◆ **Short task**
The entries below are to be transcribed in full, without their images.

◆ **Provided records**
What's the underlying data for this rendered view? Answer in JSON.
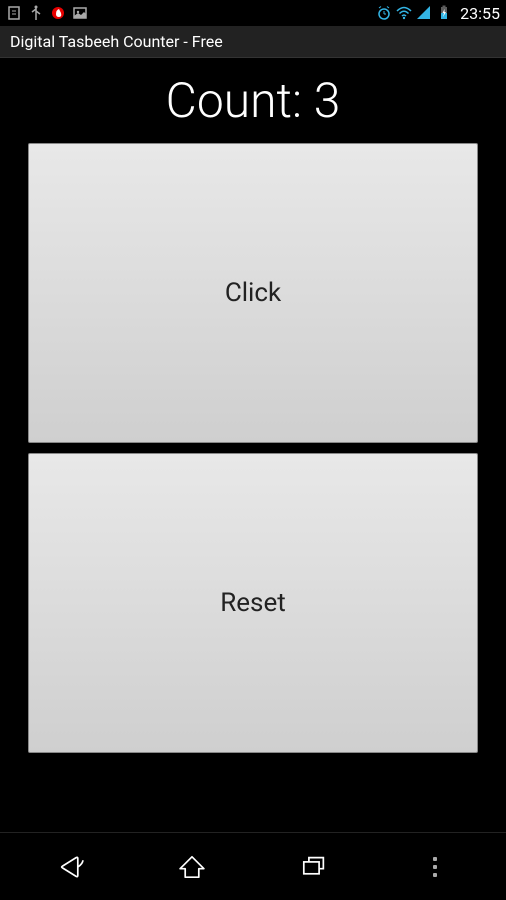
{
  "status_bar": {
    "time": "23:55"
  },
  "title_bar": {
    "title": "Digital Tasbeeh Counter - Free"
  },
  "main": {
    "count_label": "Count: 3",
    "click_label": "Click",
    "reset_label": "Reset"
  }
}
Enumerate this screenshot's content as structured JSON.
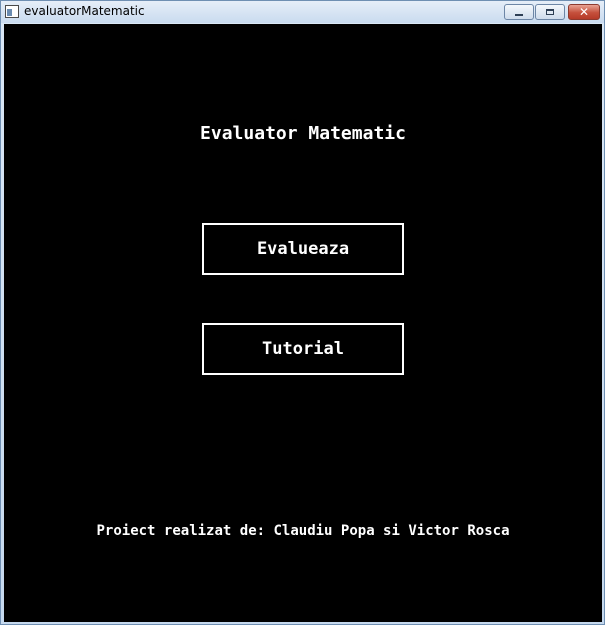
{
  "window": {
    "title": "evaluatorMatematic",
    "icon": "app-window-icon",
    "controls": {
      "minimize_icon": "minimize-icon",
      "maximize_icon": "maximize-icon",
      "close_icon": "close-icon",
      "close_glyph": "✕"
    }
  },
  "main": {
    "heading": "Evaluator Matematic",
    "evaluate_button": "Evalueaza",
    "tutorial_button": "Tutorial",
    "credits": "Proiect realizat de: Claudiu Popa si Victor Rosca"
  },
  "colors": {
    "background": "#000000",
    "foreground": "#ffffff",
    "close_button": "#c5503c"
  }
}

◆ **Exercise response**
What's the underlying data for this rendered view? Answer in JSON.
{
  "status_bar": {
    "time": "23:55"
  },
  "title_bar": {
    "title": "Digital Tasbeeh Counter - Free"
  },
  "main": {
    "count_label": "Count: 3",
    "click_label": "Click",
    "reset_label": "Reset"
  }
}
Enumerate this screenshot's content as structured JSON.
{
  "window": {
    "title": "evaluatorMatematic",
    "icon": "app-window-icon",
    "controls": {
      "minimize_icon": "minimize-icon",
      "maximize_icon": "maximize-icon",
      "close_icon": "close-icon",
      "close_glyph": "✕"
    }
  },
  "main": {
    "heading": "Evaluator Matematic",
    "evaluate_button": "Evalueaza",
    "tutorial_button": "Tutorial",
    "credits": "Proiect realizat de: Claudiu Popa si Victor Rosca"
  },
  "colors": {
    "background": "#000000",
    "foreground": "#ffffff",
    "close_button": "#c5503c"
  }
}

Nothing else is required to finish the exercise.